_Goal:_
Each line of the listing that contains the word "tavaratila" is to be copied.

=== Material supplied ===

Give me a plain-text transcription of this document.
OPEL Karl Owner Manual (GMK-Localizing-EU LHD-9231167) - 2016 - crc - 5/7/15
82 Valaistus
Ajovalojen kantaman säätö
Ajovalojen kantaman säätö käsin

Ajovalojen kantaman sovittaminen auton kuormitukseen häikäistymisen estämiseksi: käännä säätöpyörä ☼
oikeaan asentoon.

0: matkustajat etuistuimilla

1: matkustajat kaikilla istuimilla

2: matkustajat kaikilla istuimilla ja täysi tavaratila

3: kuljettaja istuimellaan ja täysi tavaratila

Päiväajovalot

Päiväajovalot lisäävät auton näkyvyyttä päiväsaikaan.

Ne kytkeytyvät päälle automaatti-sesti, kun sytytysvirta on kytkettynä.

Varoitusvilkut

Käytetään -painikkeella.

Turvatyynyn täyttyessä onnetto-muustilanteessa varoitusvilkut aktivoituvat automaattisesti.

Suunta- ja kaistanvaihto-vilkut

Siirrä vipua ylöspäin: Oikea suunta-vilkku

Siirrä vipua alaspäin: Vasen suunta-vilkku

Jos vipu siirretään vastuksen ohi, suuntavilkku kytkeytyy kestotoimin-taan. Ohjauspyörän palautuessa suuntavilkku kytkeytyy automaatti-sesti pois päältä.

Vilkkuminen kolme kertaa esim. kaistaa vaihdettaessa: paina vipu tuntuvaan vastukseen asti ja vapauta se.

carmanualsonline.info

===

_Solution to this task:_
2: matkustajat kaikilla istuimilla ja täysi tavaratila
3: kuljettaja istuimellaan ja täysi tavaratila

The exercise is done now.